-- Start --

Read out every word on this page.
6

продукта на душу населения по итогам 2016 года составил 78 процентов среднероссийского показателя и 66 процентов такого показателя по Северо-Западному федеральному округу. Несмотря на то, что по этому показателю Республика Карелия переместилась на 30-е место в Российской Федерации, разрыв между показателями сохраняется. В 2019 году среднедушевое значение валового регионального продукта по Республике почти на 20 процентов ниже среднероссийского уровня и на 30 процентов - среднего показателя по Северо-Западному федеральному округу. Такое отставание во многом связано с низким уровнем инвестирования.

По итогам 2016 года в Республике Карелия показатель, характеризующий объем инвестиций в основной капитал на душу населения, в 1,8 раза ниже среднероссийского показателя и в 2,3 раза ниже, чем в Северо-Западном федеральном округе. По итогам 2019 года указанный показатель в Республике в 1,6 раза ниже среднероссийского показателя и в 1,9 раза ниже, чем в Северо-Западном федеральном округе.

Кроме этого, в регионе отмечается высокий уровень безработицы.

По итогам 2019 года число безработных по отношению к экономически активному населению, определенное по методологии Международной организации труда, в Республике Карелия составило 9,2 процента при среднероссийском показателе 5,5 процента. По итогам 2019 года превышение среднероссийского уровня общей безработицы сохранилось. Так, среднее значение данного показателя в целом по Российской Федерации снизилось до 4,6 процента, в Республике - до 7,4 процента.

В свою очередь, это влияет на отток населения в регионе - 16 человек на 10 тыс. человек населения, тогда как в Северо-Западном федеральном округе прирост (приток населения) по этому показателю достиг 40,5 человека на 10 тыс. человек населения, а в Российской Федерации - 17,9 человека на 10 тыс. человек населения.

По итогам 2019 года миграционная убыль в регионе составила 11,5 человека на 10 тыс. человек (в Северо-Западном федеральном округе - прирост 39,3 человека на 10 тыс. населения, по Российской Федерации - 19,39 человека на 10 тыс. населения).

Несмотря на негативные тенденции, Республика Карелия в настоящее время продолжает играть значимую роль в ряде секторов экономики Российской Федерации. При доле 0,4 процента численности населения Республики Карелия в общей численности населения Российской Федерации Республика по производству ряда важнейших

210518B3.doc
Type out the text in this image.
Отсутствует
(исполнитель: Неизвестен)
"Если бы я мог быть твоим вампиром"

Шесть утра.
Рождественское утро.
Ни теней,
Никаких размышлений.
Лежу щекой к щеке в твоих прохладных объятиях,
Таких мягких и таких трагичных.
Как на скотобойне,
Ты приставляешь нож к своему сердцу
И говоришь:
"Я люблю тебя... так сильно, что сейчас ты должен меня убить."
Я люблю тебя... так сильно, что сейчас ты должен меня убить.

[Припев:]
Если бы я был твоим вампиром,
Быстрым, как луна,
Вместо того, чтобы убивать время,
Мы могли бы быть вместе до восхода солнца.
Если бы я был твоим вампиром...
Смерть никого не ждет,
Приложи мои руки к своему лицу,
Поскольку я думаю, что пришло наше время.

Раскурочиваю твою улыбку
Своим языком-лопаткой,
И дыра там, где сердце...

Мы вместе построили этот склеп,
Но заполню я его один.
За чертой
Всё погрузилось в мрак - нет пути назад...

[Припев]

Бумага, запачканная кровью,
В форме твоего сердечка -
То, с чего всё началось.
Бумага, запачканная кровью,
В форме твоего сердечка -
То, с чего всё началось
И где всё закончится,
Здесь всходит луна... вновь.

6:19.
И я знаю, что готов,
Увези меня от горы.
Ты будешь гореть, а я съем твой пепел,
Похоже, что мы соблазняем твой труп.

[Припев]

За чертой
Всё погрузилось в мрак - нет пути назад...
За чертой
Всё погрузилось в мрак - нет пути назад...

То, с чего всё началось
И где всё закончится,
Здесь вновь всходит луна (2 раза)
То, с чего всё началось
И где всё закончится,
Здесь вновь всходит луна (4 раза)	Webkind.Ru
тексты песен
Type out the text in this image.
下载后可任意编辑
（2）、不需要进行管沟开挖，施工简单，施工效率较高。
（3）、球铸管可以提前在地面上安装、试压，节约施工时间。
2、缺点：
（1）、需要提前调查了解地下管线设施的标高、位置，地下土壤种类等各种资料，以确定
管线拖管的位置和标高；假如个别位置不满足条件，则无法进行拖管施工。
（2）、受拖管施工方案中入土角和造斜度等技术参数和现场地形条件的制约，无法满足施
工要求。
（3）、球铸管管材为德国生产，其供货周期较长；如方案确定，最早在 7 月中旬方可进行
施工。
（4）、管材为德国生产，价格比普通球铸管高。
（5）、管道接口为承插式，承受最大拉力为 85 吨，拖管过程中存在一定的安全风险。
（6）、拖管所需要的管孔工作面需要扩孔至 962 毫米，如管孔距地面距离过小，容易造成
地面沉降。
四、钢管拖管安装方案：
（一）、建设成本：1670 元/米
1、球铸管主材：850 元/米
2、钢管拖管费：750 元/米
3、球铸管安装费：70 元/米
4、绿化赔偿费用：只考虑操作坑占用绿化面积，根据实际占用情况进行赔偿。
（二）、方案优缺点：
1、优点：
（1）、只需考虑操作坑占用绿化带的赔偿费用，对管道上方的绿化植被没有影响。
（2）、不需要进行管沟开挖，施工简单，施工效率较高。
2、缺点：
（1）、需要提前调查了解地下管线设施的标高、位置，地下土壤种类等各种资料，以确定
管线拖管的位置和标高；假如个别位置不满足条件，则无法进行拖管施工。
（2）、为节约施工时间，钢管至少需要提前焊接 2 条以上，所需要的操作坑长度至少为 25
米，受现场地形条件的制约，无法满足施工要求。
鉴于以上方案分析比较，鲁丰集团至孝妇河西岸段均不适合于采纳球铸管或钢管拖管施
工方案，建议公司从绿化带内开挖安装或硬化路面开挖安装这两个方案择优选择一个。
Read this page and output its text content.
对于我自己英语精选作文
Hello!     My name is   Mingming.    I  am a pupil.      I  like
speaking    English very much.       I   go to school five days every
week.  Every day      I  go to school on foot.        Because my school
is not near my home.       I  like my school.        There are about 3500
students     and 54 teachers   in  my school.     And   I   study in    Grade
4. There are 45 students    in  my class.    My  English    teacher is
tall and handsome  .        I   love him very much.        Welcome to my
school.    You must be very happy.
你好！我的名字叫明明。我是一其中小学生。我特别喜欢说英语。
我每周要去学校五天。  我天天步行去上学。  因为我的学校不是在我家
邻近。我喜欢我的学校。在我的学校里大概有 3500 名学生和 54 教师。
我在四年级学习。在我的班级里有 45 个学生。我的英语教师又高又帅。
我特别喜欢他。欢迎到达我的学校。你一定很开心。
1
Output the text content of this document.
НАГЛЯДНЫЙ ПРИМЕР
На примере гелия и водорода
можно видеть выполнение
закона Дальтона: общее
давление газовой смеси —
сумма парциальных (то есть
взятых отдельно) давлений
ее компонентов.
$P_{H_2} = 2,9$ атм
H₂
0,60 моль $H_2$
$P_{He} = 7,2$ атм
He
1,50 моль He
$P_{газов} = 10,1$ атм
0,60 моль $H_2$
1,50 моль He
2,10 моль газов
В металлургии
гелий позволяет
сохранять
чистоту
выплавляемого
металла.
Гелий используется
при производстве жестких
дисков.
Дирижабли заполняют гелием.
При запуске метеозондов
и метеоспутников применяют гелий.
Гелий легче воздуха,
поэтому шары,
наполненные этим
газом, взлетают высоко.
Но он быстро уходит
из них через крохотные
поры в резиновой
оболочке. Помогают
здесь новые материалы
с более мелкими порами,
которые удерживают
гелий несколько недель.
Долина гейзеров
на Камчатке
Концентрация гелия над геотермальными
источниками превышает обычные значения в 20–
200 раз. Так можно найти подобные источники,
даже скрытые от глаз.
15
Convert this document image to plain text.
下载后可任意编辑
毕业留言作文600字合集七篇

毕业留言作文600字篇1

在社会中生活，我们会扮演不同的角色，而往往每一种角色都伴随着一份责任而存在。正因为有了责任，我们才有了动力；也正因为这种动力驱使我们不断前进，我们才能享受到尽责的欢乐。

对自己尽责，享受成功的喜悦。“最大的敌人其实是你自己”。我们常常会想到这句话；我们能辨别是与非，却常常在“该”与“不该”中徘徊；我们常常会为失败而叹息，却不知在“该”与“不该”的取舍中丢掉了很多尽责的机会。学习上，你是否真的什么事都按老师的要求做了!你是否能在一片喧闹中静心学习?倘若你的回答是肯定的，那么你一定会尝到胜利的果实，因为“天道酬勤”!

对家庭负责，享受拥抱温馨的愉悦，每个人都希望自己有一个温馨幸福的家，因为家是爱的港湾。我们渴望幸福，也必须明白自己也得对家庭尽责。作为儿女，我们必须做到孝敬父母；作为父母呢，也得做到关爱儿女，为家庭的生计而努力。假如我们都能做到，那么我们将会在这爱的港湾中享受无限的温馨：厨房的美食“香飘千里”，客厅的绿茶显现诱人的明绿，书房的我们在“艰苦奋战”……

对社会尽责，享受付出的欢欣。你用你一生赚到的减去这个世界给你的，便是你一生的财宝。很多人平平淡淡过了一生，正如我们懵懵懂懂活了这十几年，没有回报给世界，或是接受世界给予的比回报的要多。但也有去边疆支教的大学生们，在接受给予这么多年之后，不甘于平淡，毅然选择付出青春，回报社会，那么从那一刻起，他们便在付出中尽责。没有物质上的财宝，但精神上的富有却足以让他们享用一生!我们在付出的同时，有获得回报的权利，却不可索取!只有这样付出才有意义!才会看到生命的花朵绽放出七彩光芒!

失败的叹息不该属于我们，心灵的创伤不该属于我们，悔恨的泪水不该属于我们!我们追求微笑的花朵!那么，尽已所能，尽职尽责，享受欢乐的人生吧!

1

-- End --

WHAT TO DO:
Select the lines that carry the string "процента" and copy them.

RESULT OF THE TASK:
По итогам 2019 года число безработных по отношению к экономически активному населению, определенное по методологии Международной организации труда, в Республике Карелия составило 9,2 процента при среднероссийском показателе 5,5 процента. По итогам 2019 года превышение среднероссийского уровня общей безработицы сохранилось. Так, среднее значение данного показателя в целом по Российской Федерации снизилось до 4,6 процента, в Республике - до 7,4 процента.
Несмотря на негативные тенденции, Республика Карелия в настоящее время продолжает играть значимую роль в ряде секторов экономики Российской Федерации. При доле 0,4 процента численности населения Республики Карелия в общей численности населения Российской Федерации Республика по производству ряда важнейших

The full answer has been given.